### CHALLENGE
Count every line that has "三亚辉煌永恒道路运输业有限公司" in it and give the total, nothing more.

++++ DATASET RECORDS ++++

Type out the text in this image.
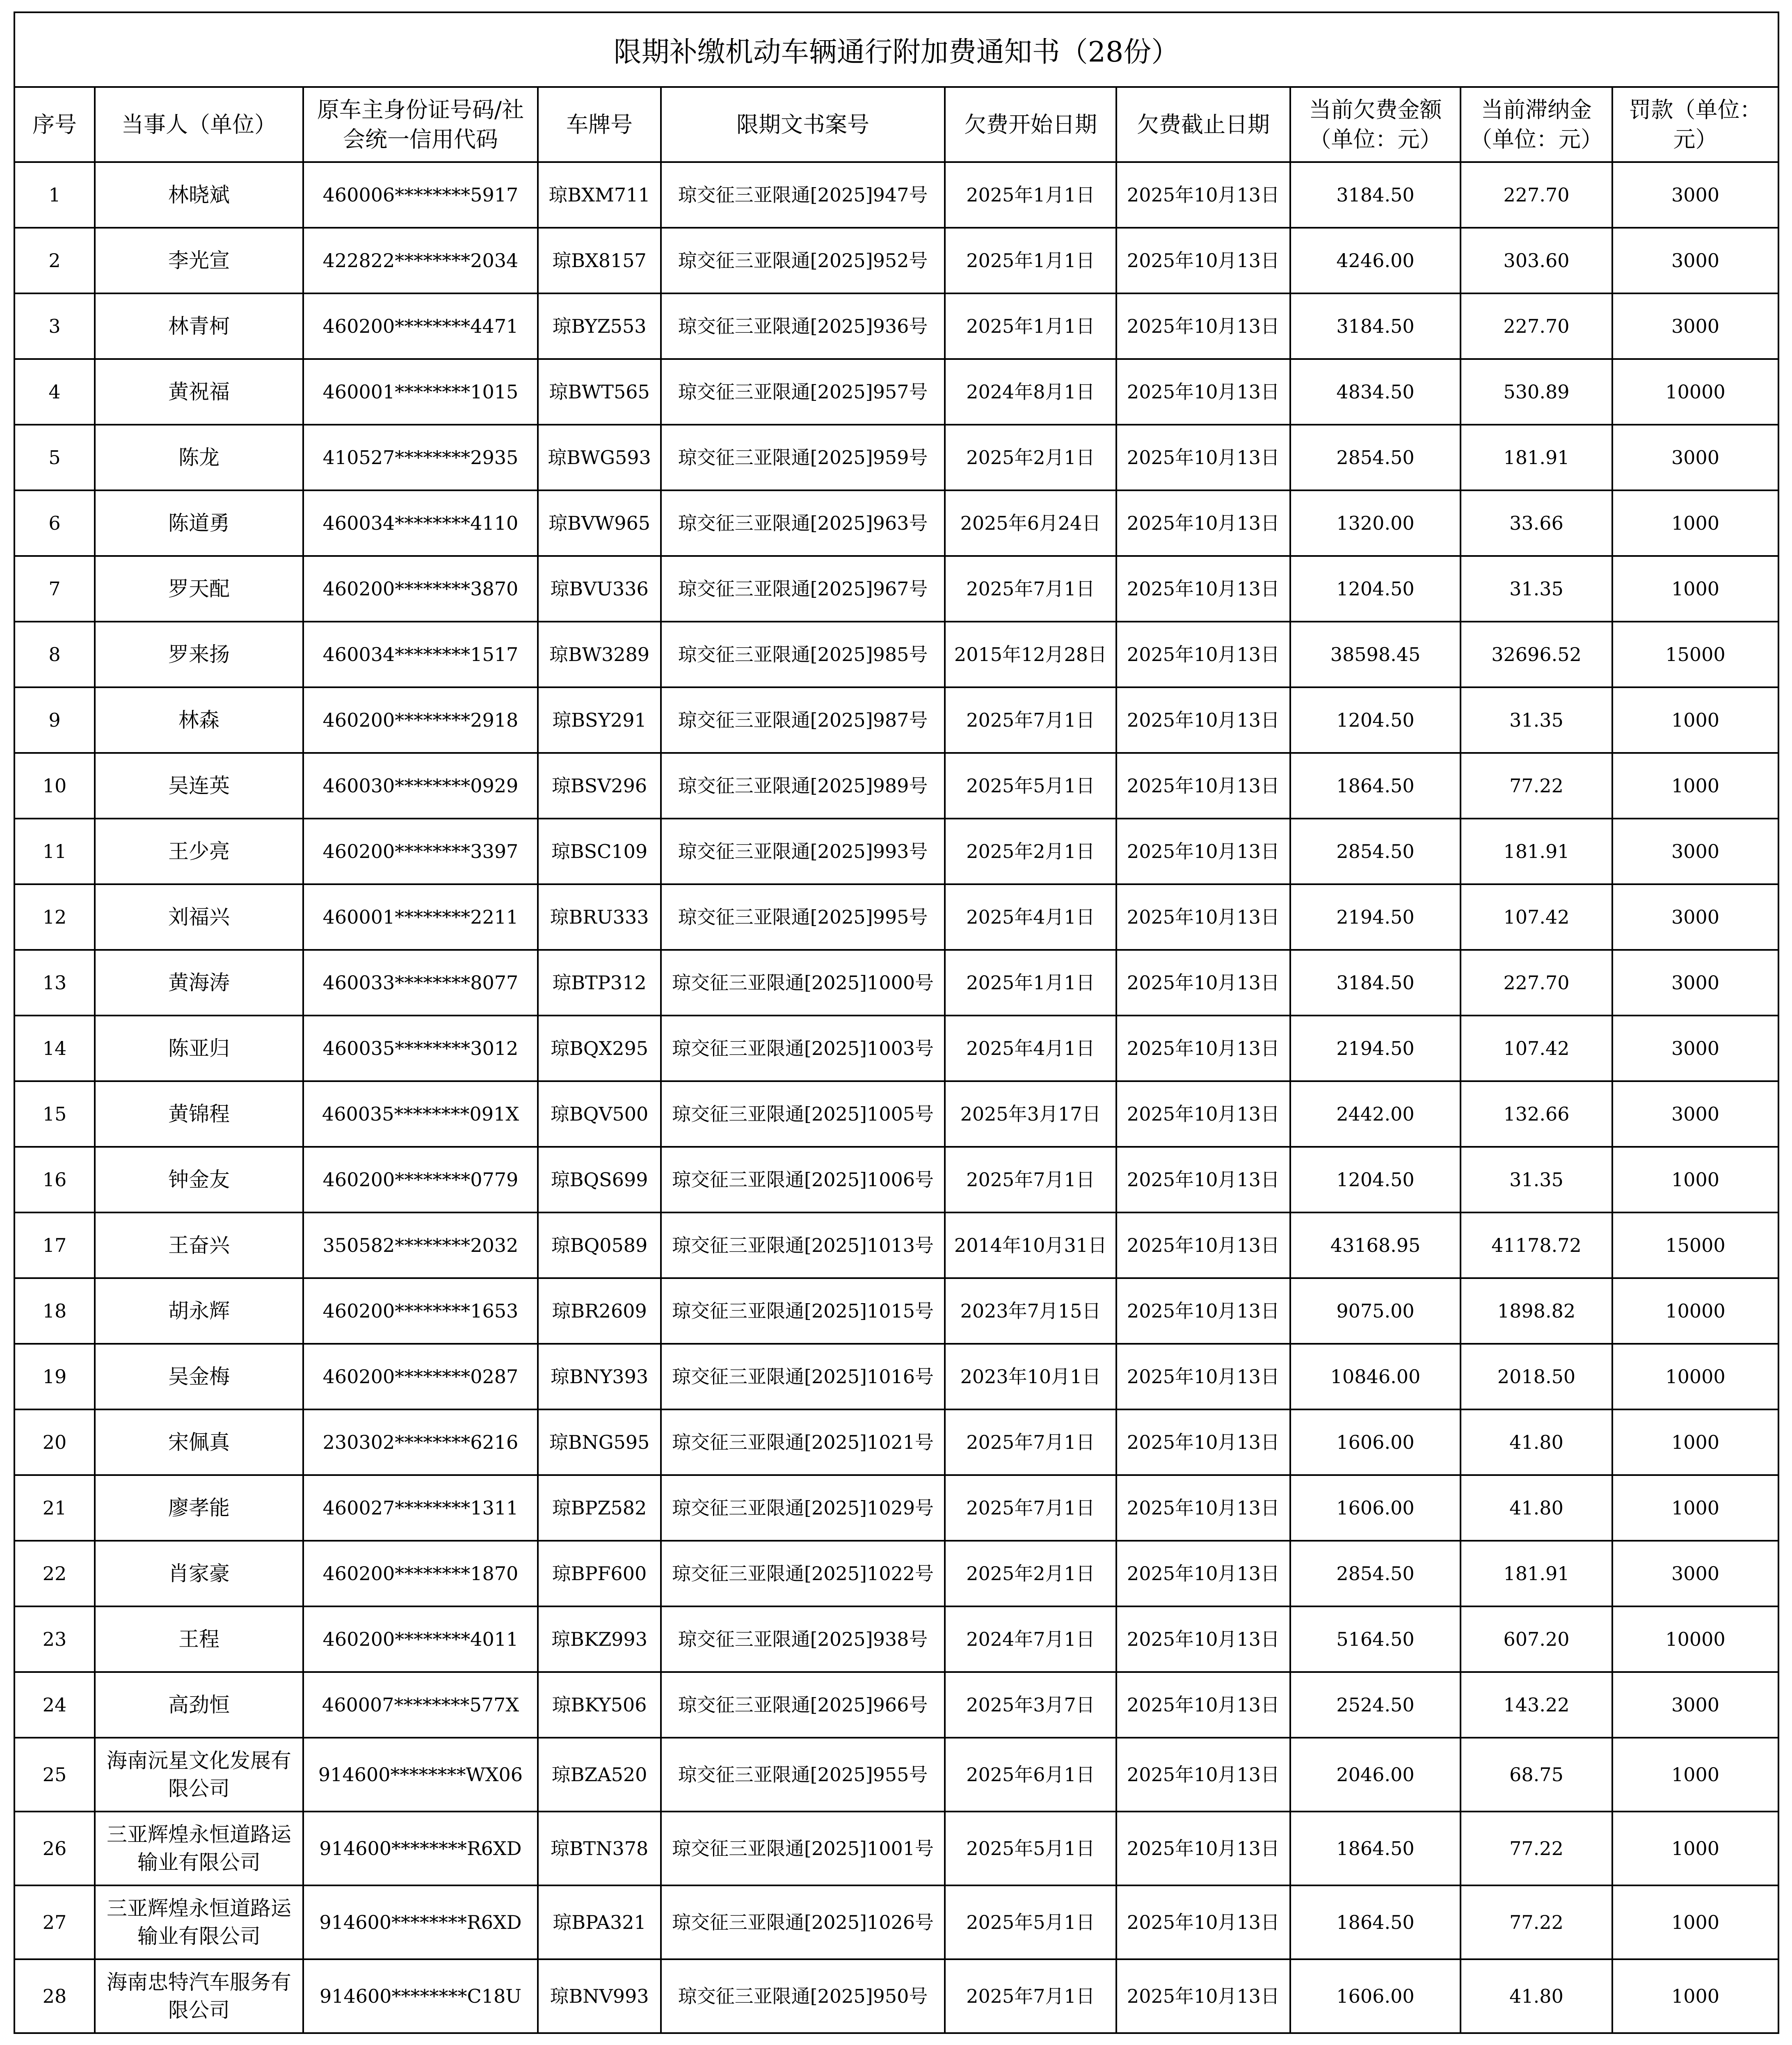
限期补缴机动车辆通行附加费通知书（28份）									
序号	当事人（单位）	原车主身份证号码/社会统一信用代码	车牌号	限期文书案号	欠费开始日期	欠费截止日期	当前欠费金额（单位：元）	当前滞纳金（单位：元）	罚款（单位：元）
1	林晓斌	460006********5917	琼BXM711	琼交征三亚限通[2025]947号	2025年1月1日	2025年10月13日	3184.50	227.70	3000
2	李光宣	422822********2034	琼BX8157	琼交征三亚限通[2025]952号	2025年1月1日	2025年10月13日	4246.00	303.60	3000
3	林青柯	460200********4471	琼BYZ553	琼交征三亚限通[2025]936号	2025年1月1日	2025年10月13日	3184.50	227.70	3000
4	黄祝福	460001********1015	琼BWT565	琼交征三亚限通[2025]957号	2024年8月1日	2025年10月13日	4834.50	530.89	10000
5	陈龙	410527********2935	琼BWG593	琼交征三亚限通[2025]959号	2025年2月1日	2025年10月13日	2854.50	181.91	3000
6	陈道勇	460034********4110	琼BVW965	琼交征三亚限通[2025]963号	2025年6月24日	2025年10月13日	1320.00	33.66	1000
7	罗天配	460200********3870	琼BVU336	琼交征三亚限通[2025]967号	2025年7月1日	2025年10月13日	1204.50	31.35	1000
8	罗来扬	460034********1517	琼BW3289	琼交征三亚限通[2025]985号	2015年12月28日	2025年10月13日	38598.45	32696.52	15000
9	林森	460200********2918	琼BSY291	琼交征三亚限通[2025]987号	2025年7月1日	2025年10月13日	1204.50	31.35	1000
10	吴连英	460030********0929	琼BSV296	琼交征三亚限通[2025]989号	2025年5月1日	2025年10月13日	1864.50	77.22	1000
11	王少亮	460200********3397	琼BSC109	琼交征三亚限通[2025]993号	2025年2月1日	2025年10月13日	2854.50	181.91	3000
12	刘福兴	460001********2211	琼BRU333	琼交征三亚限通[2025]995号	2025年4月1日	2025年10月13日	2194.50	107.42	3000
13	黄海涛	460033********8077	琼BTP312	琼交征三亚限通[2025]1000号	2025年1月1日	2025年10月13日	3184.50	227.70	3000
14	陈亚归	460035********3012	琼BQX295	琼交征三亚限通[2025]1003号	2025年4月1日	2025年10月13日	2194.50	107.42	3000
15	黄锦程	460035********091X	琼BQV500	琼交征三亚限通[2025]1005号	2025年3月17日	2025年10月13日	2442.00	132.66	3000
16	钟金友	460200********0779	琼BQS699	琼交征三亚限通[2025]1006号	2025年7月1日	2025年10月13日	1204.50	31.35	1000
17	王奋兴	350582********2032	琼BQ0589	琼交征三亚限通[2025]1013号	2014年10月31日	2025年10月13日	43168.95	41178.72	15000
18	胡永辉	460200********1653	琼BR2609	琼交征三亚限通[2025]1015号	2023年7月15日	2025年10月13日	9075.00	1898.82	10000
19	吴金梅	460200********0287	琼BNY393	琼交征三亚限通[2025]1016号	2023年10月1日	2025年10月13日	10846.00	2018.50	10000
20	宋佩真	230302********6216	琼BNG595	琼交征三亚限通[2025]1021号	2025年7月1日	2025年10月13日	1606.00	41.80	1000
21	廖孝能	460027********1311	琼BPZ582	琼交征三亚限通[2025]1029号	2025年7月1日	2025年10月13日	1606.00	41.80	1000
22	肖家豪	460200********1870	琼BPF600	琼交征三亚限通[2025]1022号	2025年2月1日	2025年10月13日	2854.50	181.91	3000
23	王程	460200********4011	琼BKZ993	琼交征三亚限通[2025]938号	2024年7月1日	2025年10月13日	5164.50	607.20	10000
24	高劲恒	460007********577X	琼BKY506	琼交征三亚限通[2025]966号	2025年3月7日	2025年10月13日	2524.50	143.22	3000
25	海南沅星文化发展有限公司	914600********WX06	琼BZA520	琼交征三亚限通[2025]955号	2025年6月1日	2025年10月13日	2046.00	68.75	1000
26	三亚辉煌永恒道路运输业有限公司	914600********R6XD	琼BTN378	琼交征三亚限通[2025]1001号	2025年5月1日	2025年10月13日	1864.50	77.22	1000
27	三亚辉煌永恒道路运输业有限公司	914600********R6XD	琼BPA321	琼交征三亚限通[2025]1026号	2025年5月1日	2025年10月13日	1864.50	77.22	1000
28	海南忠特汽车服务有限公司	914600********C18U	琼BNV993	琼交征三亚限通[2025]950号	2025年7月1日	2025年10月13日	1606.00	41.80	1000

++++

### TASK RESPONSE
2